◆ **The request**
Scan the data below for the string "icon". Show every line where it turns up.

◆ **Dataset records**
■ ■ ■ ■ ■ ■ ■

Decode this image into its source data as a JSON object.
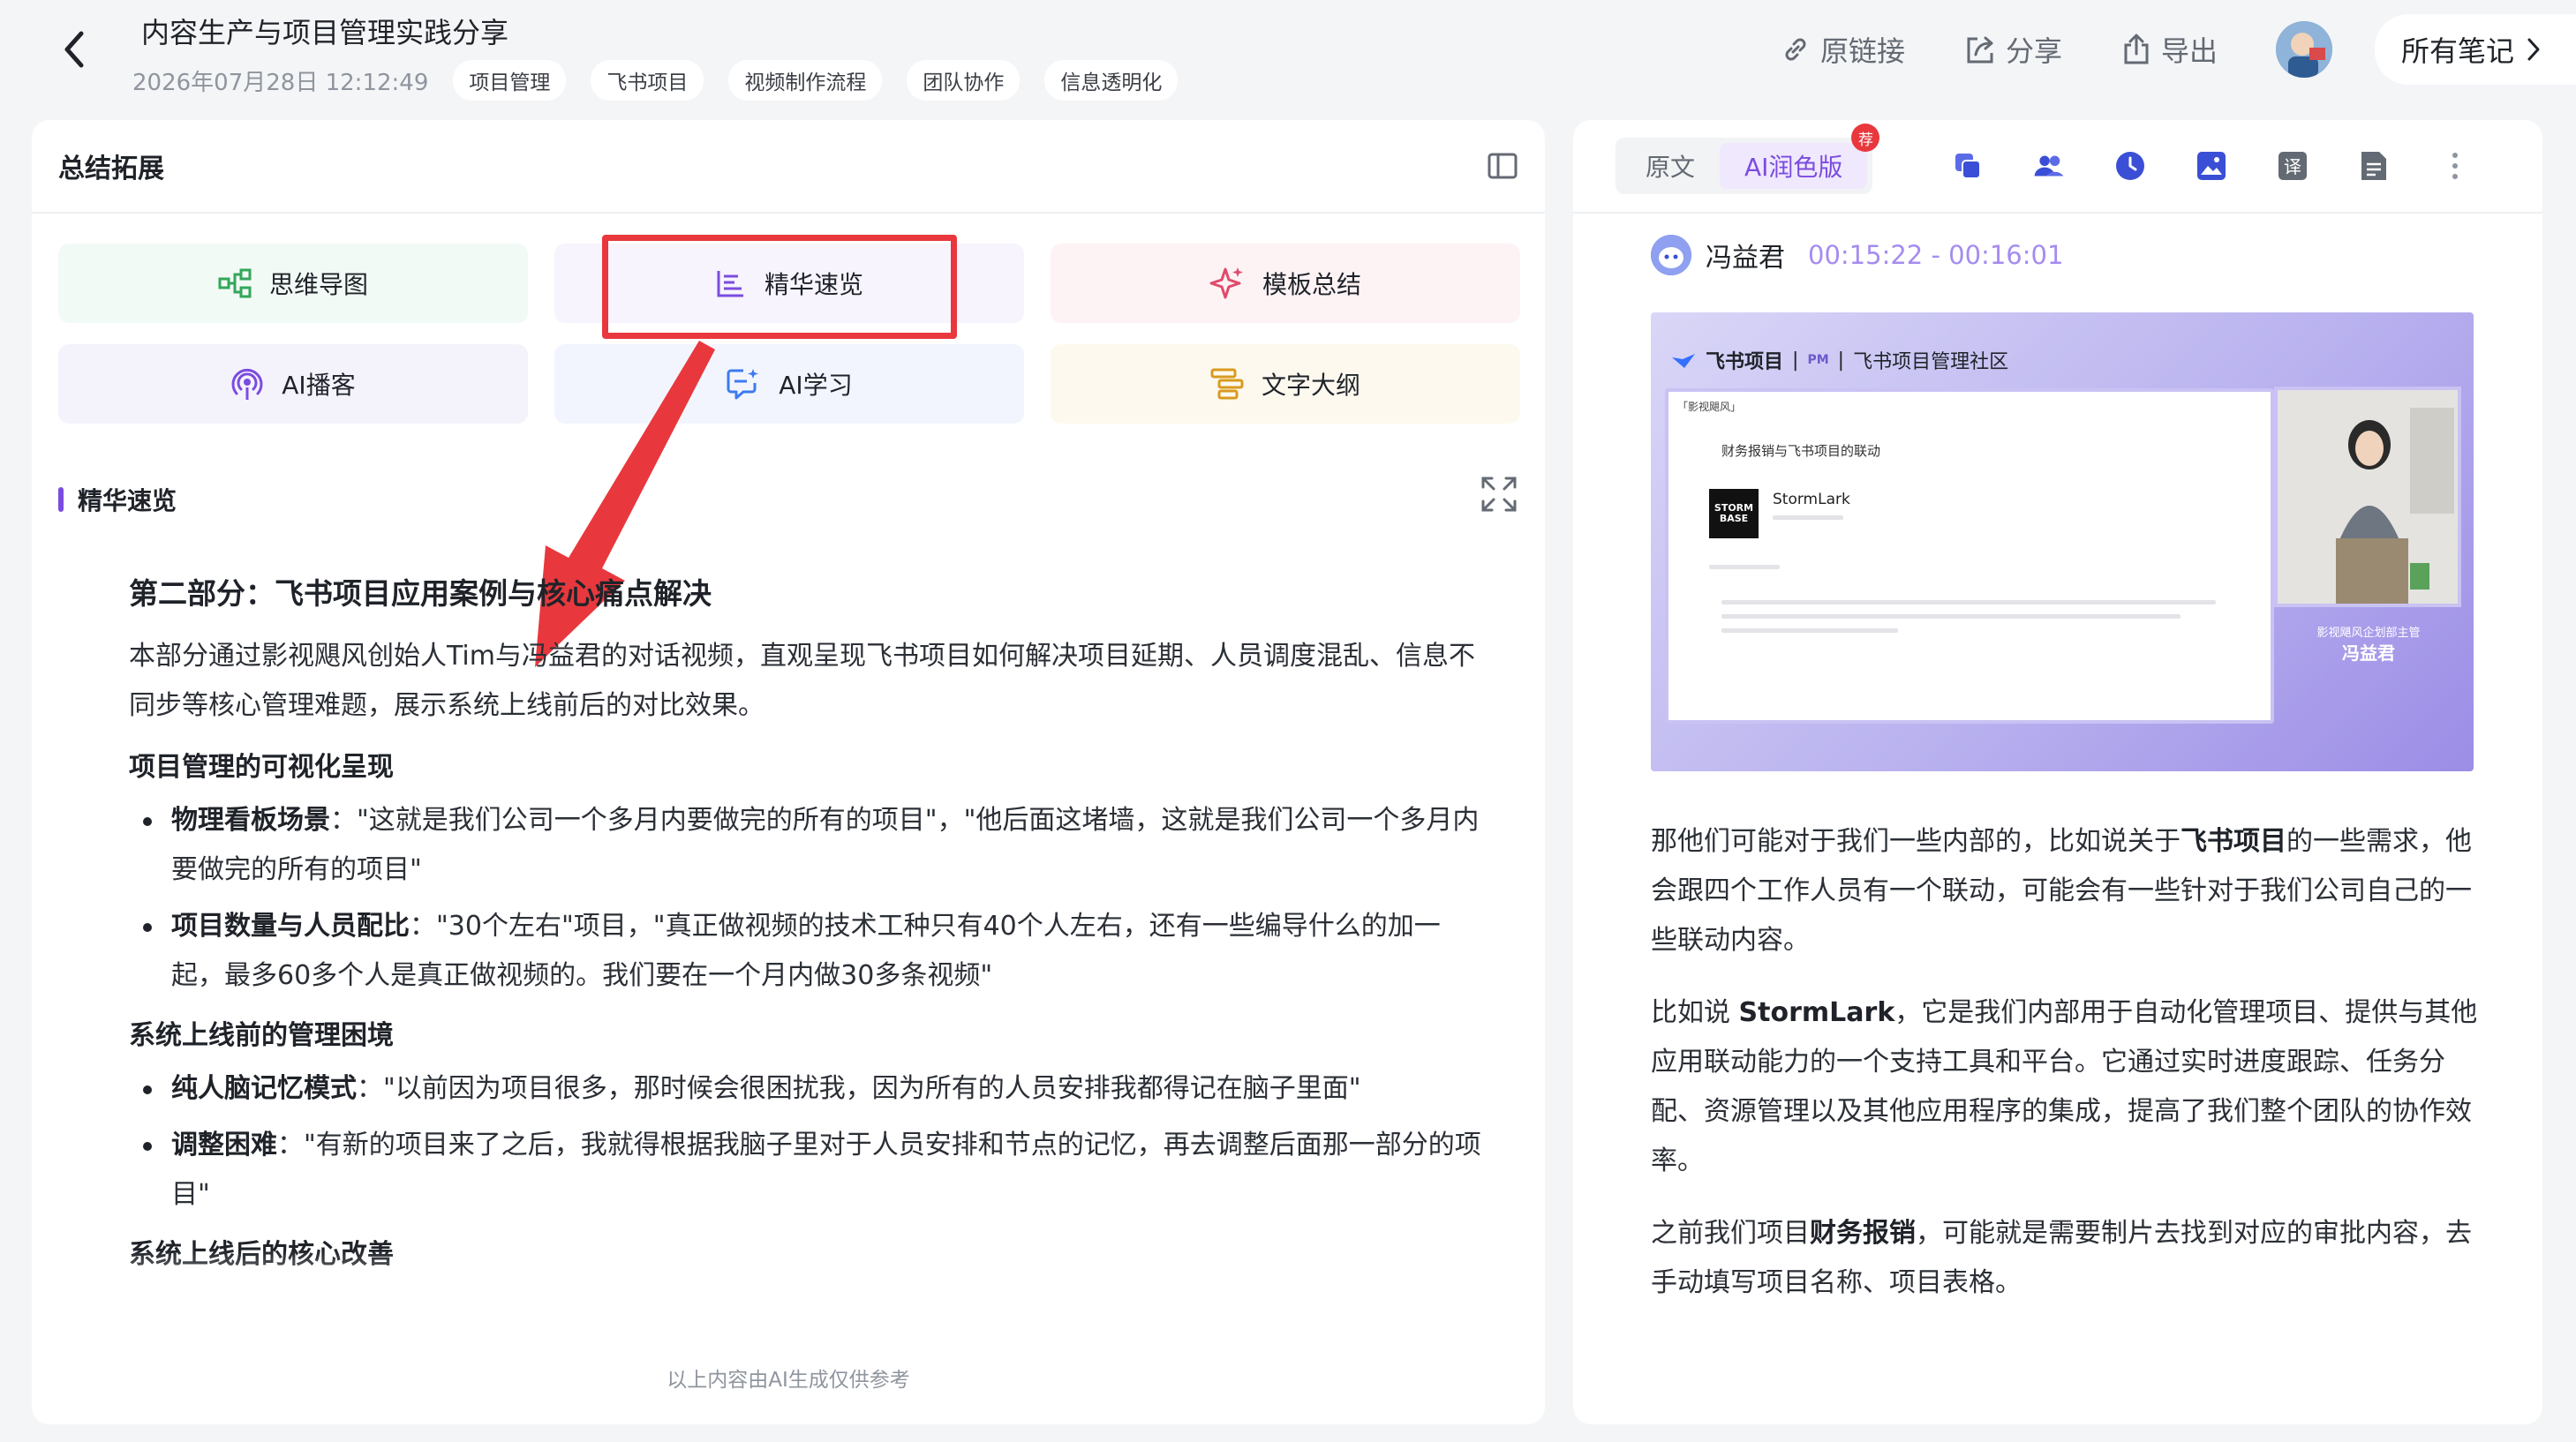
{
  "header": {
    "title": "内容生产与项目管理实践分享",
    "date": "2026年07月28日 12:12:49",
    "tags": [
      "项目管理",
      "飞书项目",
      "视频制作流程",
      "团队协作",
      "信息透明化"
    ],
    "actions": {
      "source_link": "原链接",
      "share": "分享",
      "export": "导出"
    },
    "all_notes": "所有笔记"
  },
  "left": {
    "panel_title": "总结拓展",
    "tools": [
      {
        "label": "思维导图",
        "icon": "mindmap-icon"
      },
      {
        "label": "精华速览",
        "icon": "highlights-icon"
      },
      {
        "label": "模板总结",
        "icon": "sparkle-icon"
      },
      {
        "label": "AI播客",
        "icon": "podcast-icon"
      },
      {
        "label": "AI学习",
        "icon": "ai-learn-icon"
      },
      {
        "label": "文字大纲",
        "icon": "outline-icon"
      }
    ],
    "section_label": "精华速览",
    "content": {
      "heading": "第二部分：飞书项目应用案例与核心痛点解决",
      "intro": "本部分通过影视飓风创始人Tim与冯益君的对话视频，直观呈现飞书项目如何解决项目延期、人员调度混乱、信息不同步等核心管理难题，展示系统上线前后的对比效果。",
      "sections": [
        {
          "title": "项目管理的可视化呈现",
          "items": [
            {
              "bold": "物理看板场景",
              "text": "：\"这就是我们公司一个多月内要做完的所有的项目\"，\"他后面这堵墙，这就是我们公司一个多月内要做完的所有的项目\""
            },
            {
              "bold": "项目数量与人员配比",
              "text": "：\"30个左右\"项目，\"真正做视频的技术工种只有40个人左右，还有一些编导什么的加一起，最多60多个人是真正做视频的。我们要在一个月内做30多条视频\""
            }
          ]
        },
        {
          "title": "系统上线前的管理困境",
          "items": [
            {
              "bold": "纯人脑记忆模式",
              "text": "：\"以前因为项目很多，那时候会很困扰我，因为所有的人员安排我都得记在脑子里面\""
            },
            {
              "bold": "调整困难",
              "text": "：\"有新的项目来了之后，我就得根据我脑子里对于人员安排和节点的记忆，再去调整后面那一部分的项目\""
            }
          ]
        },
        {
          "title": "系统上线后的核心改善",
          "items": []
        }
      ]
    },
    "footer_note": "以上内容由AI生成仅供参考"
  },
  "right": {
    "tabs": {
      "original": "原文",
      "ai_polished": "AI润色版",
      "badge": "荐"
    },
    "speaker": {
      "name": "冯益君",
      "time": "00:15:22 - 00:16:01"
    },
    "video": {
      "brand": "飞书项目",
      "community": "飞书项目管理社区",
      "screen_label": "「影视飓风」",
      "screen_title": "财务报销与飞书项目的联动",
      "product_name": "StormLark",
      "logo_text": "STORM BASE",
      "caption_small": "影视飓风企划部主管",
      "caption_name": "冯益君"
    },
    "paragraphs": [
      [
        {
          "t": "那他们可能对于我们一些内部的，比如说关于"
        },
        {
          "b": "飞书项目"
        },
        {
          "t": "的一些需求，他会跟四个工作人员有一个联动，可能会有一些针对于我们公司自己的一些联动内容。"
        }
      ],
      [
        {
          "t": "比如说 "
        },
        {
          "b": "StormLark"
        },
        {
          "t": "，它是我们内部用于自动化管理项目、提供与其他应用联动能力的一个支持工具和平台。它通过实时进度跟踪、任务分配、资源管理以及其他应用程序的集成，提高了我们整个团队的协作效率。"
        }
      ],
      [
        {
          "t": "之前我们项目"
        },
        {
          "b": "财务报销"
        },
        {
          "t": "，可能就是需要制片去找到对应的审批内容，去手动填写项目名称、项目表格。"
        }
      ]
    ]
  },
  "colors": {
    "accent_purple": "#7b4ce0",
    "highlight_red": "#e8383d",
    "muted_text": "#8f959e"
  }
}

■ ■ ■ ■ ■ ■ ■

◆ **Response**
        "icon": "mindmap-icon"
        "icon": "highlights-icon"
        "icon": "sparkle-icon"
        "icon": "podcast-icon"
        "icon": "ai-learn-icon"
        "icon": "outline-icon"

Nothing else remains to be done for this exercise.